TASK STATEMENT => Identify all lines in the data containing the string "toppling". Copy them out.

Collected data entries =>
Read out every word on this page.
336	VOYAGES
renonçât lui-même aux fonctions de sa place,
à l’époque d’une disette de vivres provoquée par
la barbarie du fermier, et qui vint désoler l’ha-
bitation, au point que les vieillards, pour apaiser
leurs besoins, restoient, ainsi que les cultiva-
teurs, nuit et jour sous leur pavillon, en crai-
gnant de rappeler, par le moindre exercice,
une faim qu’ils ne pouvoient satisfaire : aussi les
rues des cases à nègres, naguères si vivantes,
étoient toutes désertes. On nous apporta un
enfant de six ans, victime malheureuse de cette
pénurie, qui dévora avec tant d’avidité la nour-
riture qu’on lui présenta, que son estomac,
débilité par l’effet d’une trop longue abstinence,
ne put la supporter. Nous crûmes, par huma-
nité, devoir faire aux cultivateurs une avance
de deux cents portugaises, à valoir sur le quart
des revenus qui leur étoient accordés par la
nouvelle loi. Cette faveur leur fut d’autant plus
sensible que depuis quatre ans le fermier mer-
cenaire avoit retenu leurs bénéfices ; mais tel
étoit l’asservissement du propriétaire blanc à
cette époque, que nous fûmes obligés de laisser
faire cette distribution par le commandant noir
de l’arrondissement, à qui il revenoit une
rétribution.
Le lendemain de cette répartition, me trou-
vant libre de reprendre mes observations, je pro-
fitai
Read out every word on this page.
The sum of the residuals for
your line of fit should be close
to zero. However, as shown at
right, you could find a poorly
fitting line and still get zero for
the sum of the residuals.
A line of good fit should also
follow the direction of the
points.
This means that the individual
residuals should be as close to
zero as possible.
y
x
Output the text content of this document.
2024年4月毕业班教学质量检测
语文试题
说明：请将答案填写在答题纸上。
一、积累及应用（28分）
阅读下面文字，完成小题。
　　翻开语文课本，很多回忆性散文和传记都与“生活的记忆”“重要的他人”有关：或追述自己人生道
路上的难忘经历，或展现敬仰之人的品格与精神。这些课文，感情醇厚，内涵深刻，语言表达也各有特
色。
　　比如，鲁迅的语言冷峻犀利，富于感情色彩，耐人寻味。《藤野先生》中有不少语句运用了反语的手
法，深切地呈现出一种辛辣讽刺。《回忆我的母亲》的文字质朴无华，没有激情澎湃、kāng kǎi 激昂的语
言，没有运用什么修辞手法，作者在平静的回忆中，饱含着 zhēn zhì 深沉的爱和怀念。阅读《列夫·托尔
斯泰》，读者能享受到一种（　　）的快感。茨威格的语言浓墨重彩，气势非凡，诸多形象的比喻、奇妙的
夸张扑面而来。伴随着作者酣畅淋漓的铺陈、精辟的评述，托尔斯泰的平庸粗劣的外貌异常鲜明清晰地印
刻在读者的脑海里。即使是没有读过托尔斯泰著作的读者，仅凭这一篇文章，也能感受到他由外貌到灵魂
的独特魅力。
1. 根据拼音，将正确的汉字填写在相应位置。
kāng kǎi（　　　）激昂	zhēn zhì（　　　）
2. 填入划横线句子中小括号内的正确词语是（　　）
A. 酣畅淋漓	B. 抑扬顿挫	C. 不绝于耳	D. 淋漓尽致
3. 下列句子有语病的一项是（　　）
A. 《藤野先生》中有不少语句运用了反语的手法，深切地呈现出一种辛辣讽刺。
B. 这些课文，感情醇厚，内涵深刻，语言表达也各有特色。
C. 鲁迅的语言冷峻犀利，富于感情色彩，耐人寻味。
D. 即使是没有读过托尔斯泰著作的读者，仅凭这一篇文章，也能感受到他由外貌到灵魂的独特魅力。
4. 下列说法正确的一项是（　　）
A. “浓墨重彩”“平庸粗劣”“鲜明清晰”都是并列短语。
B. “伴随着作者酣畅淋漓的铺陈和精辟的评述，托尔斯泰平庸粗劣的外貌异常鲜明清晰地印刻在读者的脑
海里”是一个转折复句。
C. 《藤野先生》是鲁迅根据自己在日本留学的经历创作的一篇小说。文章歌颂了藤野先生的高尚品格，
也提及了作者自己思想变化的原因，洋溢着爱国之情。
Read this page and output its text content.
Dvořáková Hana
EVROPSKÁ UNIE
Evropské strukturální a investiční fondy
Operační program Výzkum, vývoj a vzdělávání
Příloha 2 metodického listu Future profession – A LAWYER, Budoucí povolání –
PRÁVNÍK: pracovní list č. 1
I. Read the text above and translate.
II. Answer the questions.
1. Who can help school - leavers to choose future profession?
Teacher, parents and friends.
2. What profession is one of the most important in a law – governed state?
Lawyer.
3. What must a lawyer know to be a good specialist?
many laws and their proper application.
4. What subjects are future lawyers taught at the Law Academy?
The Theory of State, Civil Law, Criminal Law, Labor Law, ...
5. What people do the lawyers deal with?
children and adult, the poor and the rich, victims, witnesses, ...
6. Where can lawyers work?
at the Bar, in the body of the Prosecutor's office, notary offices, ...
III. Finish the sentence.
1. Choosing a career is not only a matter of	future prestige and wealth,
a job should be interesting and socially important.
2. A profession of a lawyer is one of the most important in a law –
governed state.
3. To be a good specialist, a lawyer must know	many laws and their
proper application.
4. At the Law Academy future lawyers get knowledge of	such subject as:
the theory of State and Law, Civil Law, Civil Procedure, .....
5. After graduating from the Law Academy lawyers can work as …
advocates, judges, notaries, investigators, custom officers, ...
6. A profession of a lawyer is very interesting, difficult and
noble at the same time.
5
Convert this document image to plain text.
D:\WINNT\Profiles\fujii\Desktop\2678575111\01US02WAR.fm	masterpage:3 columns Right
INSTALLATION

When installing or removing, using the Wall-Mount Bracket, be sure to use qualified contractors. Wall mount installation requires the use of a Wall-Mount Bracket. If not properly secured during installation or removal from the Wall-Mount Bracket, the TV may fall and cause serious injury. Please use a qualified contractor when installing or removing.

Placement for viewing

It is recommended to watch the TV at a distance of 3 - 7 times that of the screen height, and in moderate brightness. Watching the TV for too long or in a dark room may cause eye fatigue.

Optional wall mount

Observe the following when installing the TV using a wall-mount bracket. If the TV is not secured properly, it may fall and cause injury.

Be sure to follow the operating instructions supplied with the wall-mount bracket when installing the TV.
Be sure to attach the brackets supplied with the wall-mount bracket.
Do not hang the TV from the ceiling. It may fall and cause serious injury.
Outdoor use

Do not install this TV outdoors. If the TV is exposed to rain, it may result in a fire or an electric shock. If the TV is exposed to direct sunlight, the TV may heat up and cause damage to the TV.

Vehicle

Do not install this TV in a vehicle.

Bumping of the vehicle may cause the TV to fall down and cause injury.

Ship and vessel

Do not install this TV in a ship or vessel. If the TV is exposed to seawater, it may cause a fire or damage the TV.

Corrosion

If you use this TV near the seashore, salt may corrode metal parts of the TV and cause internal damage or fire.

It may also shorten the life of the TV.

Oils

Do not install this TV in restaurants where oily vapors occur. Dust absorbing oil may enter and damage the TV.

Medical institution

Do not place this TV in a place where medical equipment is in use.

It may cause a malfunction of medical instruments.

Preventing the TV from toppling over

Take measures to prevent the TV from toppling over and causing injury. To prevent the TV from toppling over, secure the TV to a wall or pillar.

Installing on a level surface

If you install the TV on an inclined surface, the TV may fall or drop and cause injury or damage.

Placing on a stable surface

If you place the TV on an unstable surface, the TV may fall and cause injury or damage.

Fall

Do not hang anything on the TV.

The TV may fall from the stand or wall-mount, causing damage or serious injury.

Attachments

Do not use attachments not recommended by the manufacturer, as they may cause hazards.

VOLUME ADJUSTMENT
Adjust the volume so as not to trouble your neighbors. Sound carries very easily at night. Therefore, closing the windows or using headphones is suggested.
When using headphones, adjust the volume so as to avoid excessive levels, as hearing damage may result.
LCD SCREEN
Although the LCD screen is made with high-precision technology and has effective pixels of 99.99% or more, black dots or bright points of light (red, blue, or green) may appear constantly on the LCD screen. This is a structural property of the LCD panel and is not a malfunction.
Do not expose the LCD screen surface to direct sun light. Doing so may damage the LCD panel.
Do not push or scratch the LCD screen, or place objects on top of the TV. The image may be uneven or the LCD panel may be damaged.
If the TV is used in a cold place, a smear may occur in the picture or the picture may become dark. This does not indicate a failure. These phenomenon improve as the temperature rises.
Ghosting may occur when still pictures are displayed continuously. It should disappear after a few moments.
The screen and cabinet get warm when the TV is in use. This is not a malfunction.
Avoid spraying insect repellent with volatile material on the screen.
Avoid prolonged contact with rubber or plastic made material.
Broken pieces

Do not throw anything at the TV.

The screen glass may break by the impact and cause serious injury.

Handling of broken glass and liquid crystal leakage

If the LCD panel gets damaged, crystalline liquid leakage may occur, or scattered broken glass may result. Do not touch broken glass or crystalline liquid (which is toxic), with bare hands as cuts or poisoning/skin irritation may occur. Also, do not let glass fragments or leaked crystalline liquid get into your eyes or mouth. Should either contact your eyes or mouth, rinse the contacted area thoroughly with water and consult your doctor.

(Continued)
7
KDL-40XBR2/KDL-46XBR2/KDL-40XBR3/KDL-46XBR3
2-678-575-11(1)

REPLY =>
Preventing the TV from toppling over
Take measures to prevent the TV from toppling over and causing injury. To prevent the TV from toppling over, secure the TV to a wall or pillar.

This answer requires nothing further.